══ Items ══
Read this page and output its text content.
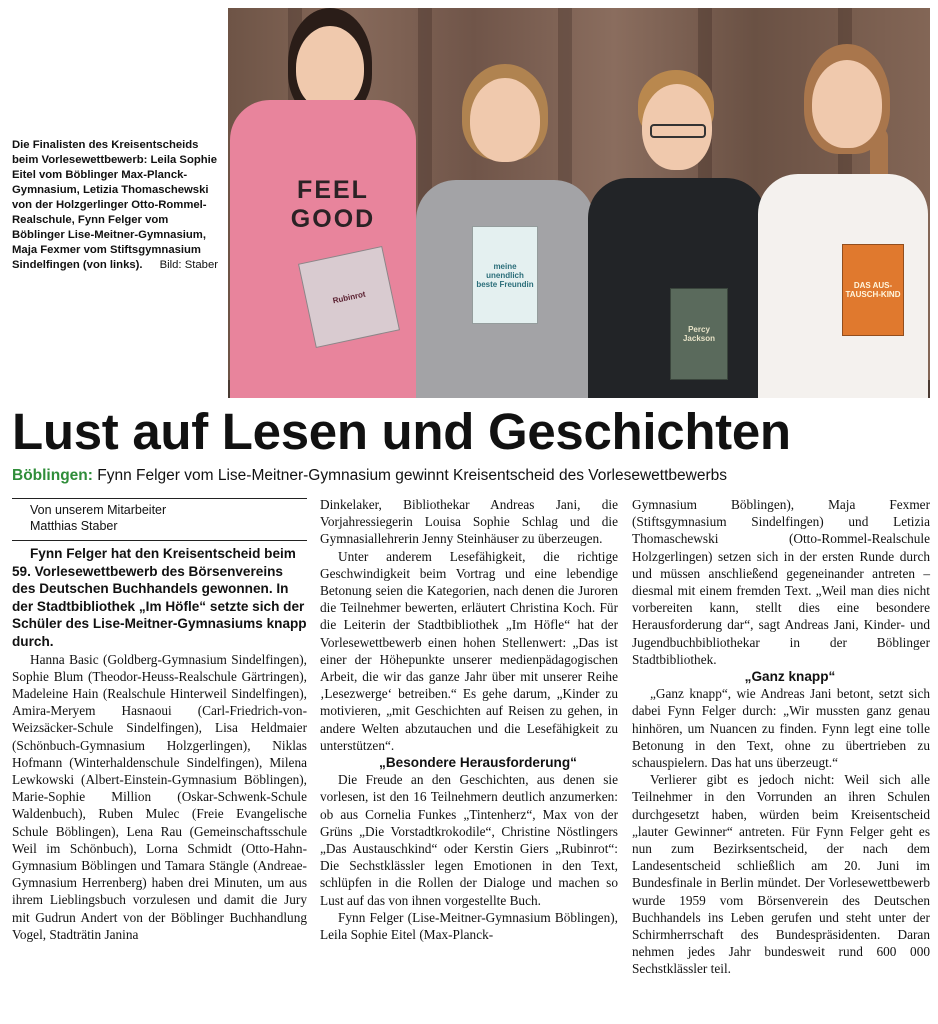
Die Finalisten des Kreisentscheids beim Vorlesewettbewerb: Leila Sophie Eitel vom Böblinger Max-Planck-Gymnasium, Letizia Thomaschewski von der Holzgerlinger Otto-Rommel-Realschule, Fynn Felger vom Böblinger Lise-Meitner-Gymnasium, Maja Fexmer vom Stiftsgymnasium Sindelfingen (von links). Bild: Staber

FEEL
GOOD
Rubinrot
meine unendlich beste Freundin
Percy Jackson
DAS AUS-TAUSCH-KIND
Lust auf Lesen und Geschichten

Böblingen: Fynn Felger vom Lise-Meitner-Gymnasium gewinnt Kreisentscheid des Vorlesewettbewerbs

Von unserem Mitarbeiter

Matthias Staber

Fynn Felger hat den Kreisentscheid beim 59. Vorlesewettbewerb des Börsenvereins des Deutschen Buchhandels gewonnen. In der Stadtbibliothek „Im Höfle“ setzte sich der Schüler des Lise-Meitner-Gymnasiums knapp durch.

Hanna Basic (Goldberg-Gymnasium Sindelfingen), Sophie Blum (Theodor-Heuss-Realschule Gärtringen), Madeleine Hain (Realschule Hinterweil Sindelfingen), Amira-Meryem Hasnaoui (Carl-Friedrich-von-Weizsäcker-Schule Sindelfingen), Lisa Heldmaier (Schönbuch-Gymnasium Holzgerlingen), Niklas Hofmann (Winterhaldenschule Sindelfingen), Milena Lewkowski (Albert-Einstein-Gymnasium Böblingen), Marie-Sophie Million (Oskar-Schwenk-Schule Waldenbuch), Ruben Mulec (Freie Evangelische Schule Böblingen), Lena Rau (Gemeinschaftsschule Weil im Schönbuch), Lorna Schmidt (Otto-Hahn-Gymnasium Böblingen und Tamara Stängle (Andreae-Gymnasium Herrenberg) haben drei Minuten, um aus ihrem Lieblingsbuch vorzulesen und damit die Jury mit Gudrun Andert von der Böblinger Buchhandlung Vogel, Stadträtin Janina

Dinkelaker, Bibliothekar Andreas Jani, die Vorjahressiegerin Louisa Sophie Schlag und die Gymnasiallehrerin Jenny Steinhäuser zu überzeugen.

Unter anderem Lesefähigkeit, die richtige Geschwindigkeit beim Vortrag und eine lebendige Betonung seien die Kategorien, nach denen die Juroren die Teilnehmer bewerten, erläutert Christina Koch. Für die Leiterin der Stadtbibliothek „Im Höfle“ hat der Vorlesewettbewerb einen hohen Stellenwert: „Das ist einer der Höhepunkte unserer medienpädagogischen Arbeit, die wir das ganze Jahr über mit unserer Reihe ‚Lesezwerge‘ betreiben.“ Es gehe darum, „Kinder zu motivieren, „mit Geschichten auf Reisen zu gehen, in andere Welten abzutauchen und die Lesefähigkeit zu unterstützen“.

„Besondere Herausforderung“

Die Freude an den Geschichten, aus denen sie vorlesen, ist den 16 Teilnehmern deutlich anzumerken: ob aus Cornelia Funkes „Tintenherz“, Max von der Grüns „Die Vorstadtkrokodile“, Christine Nöstlingers „Das Austauschkind“ oder Kerstin Giers „Rubinrot“: Die Sechstklässler legen Emotionen in den Text, schlüpfen in die Rollen der Dialoge und machen so Lust auf das von ihnen vorgestellte Buch.

Fynn Felger (Lise-Meitner-Gymnasium Böblingen), Leila Sophie Eitel (Max-Planck-

Gymnasium Böblingen), Maja Fexmer (Stiftsgymnasium Sindelfingen) und Letizia Thomaschewski (Otto-Rommel-Realschule Holzgerlingen) setzen sich in der ersten Runde durch und müssen anschließend gegeneinander antreten – diesmal mit einem fremden Text. „Weil man dies nicht vorbereiten kann, stellt dies eine besondere Herausforderung dar“, sagt Andreas Jani, Kinder- und Jugendbuchbibliothekar in der Böblinger Stadtbibliothek.

„Ganz knapp“

„Ganz knapp“, wie Andreas Jani betont, setzt sich dabei Fynn Felger durch: „Wir mussten ganz genau hinhören, um Nuancen zu finden. Fynn legt eine tolle Betonung in den Text, ohne zu übertrieben zu schauspielern. Das hat uns überzeugt.“

Verlierer gibt es jedoch nicht: Weil sich alle Teilnehmer in den Vorrunden an ihren Schulen durchgesetzt haben, würden beim Kreisentscheid „lauter Gewinner“ antreten. Für Fynn Felger geht es nun zum Bezirksentscheid, der nach dem Landesentscheid schließlich am 20. Juni im Bundesfinale in Berlin mündet. Der Vorlesewettbewerb wurde 1959 vom Börsenverein des Deutschen Buchhandels ins Leben gerufen und steht unter der Schirmherrschaft des Bundespräsidenten. Daran nehmen jedes Jahr bundesweit rund 600 000 Sechstklässler teil.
═══
◆ **Exercise description**: Using the listing, say how many lines include the word "Geschichten", and add nothing else.

◆ **Response to the task**: 3